All of the data needs to be repeated exactly.
•••
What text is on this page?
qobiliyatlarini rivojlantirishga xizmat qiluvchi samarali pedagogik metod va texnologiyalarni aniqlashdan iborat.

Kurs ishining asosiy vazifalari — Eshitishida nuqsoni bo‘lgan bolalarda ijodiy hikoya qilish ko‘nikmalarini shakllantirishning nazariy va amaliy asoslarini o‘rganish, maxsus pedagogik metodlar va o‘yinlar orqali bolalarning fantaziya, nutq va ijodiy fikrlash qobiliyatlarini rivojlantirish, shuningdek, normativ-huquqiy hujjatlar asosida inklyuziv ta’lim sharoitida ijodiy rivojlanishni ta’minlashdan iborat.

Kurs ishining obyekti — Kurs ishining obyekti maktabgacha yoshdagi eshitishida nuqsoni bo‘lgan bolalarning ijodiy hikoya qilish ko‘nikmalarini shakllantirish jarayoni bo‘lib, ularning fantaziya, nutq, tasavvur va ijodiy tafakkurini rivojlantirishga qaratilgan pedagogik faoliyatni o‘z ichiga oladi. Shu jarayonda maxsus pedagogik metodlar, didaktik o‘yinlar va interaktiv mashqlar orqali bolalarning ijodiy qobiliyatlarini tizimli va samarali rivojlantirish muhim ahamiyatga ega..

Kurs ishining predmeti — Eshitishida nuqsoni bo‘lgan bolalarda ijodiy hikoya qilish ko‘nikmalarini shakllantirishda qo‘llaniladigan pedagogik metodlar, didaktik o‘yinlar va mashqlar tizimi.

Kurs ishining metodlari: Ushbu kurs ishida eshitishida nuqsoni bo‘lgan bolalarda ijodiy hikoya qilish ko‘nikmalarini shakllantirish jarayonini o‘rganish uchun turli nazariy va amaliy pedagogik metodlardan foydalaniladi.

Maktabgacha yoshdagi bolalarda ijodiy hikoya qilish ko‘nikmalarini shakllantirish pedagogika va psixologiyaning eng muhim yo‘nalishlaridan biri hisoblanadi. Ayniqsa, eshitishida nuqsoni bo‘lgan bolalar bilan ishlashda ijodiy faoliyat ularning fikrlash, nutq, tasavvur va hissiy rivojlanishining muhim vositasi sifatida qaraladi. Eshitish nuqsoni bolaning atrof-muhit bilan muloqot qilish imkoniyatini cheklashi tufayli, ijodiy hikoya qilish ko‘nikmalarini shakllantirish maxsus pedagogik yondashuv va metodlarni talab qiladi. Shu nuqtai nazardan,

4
•••
Written reply:
What text is on this page?
qobiliyatlarini rivojlantirishga xizmat qiluvchi samarali pedagogik metod va texnologiyalarni aniqlashdan iborat.

Kurs ishining asosiy vazifalari — Eshitishida nuqsoni bo‘lgan bolalarda ijodiy hikoya qilish ko‘nikmalarini shakllantirishning nazariy va amaliy asoslarini o‘rganish, maxsus pedagogik metodlar va o‘yinlar orqali bolalarning fantaziya, nutq va ijodiy fikrlash qobiliyatlarini rivojlantirish, shuningdek, normativ-huquqiy hujjatlar asosida inklyuziv ta’lim sharoitida ijodiy rivojlanishni ta’minlashdan iborat.

Kurs ishining obyekti — Kurs ishining obyekti maktabgacha yoshdagi eshitishida nuqsoni bo‘lgan bolalarning ijodiy hikoya qilish ko‘nikmalarini shakllantirish jarayoni bo‘lib, ularning fantaziya, nutq, tasavvur va ijodiy tafakkurini rivojlantirishga qaratilgan pedagogik faoliyatni o‘z ichiga oladi. Shu jarayonda maxsus pedagogik metodlar, didaktik o‘yinlar va interaktiv mashqlar orqali bolalarning ijodiy qobiliyatlarini tizimli va samarali rivojlantirish muhim ahamiyatga ega..

Kurs ishining predmeti — Eshitishida nuqsoni bo‘lgan bolalarda ijodiy hikoya qilish ko‘nikmalarini shakllantirishda qo‘llaniladigan pedagogik metodlar, didaktik o‘yinlar va mashqlar tizimi.

Kurs ishining metodlari: Ushbu kurs ishida eshitishida nuqsoni bo‘lgan bolalarda ijodiy hikoya qilish ko‘nikmalarini shakllantirish jarayonini o‘rganish uchun turli nazariy va amaliy pedagogik metodlardan foydalaniladi.

Maktabgacha yoshdagi bolalarda ijodiy hikoya qilish ko‘nikmalarini shakllantirish pedagogika va psixologiyaning eng muhim yo‘nalishlaridan biri hisoblanadi. Ayniqsa, eshitishida nuqsoni bo‘lgan bolalar bilan ishlashda ijodiy faoliyat ularning fikrlash, nutq, tasavvur va hissiy rivojlanishining muhim vositasi sifatida qaraladi. Eshitish nuqsoni bolaning atrof-muhit bilan muloqot qilish imkoniyatini cheklashi tufayli, ijodiy hikoya qilish ko‘nikmalarini shakllantirish maxsus pedagogik yondashuv va metodlarni talab qiladi. Shu nuqtai nazardan,

4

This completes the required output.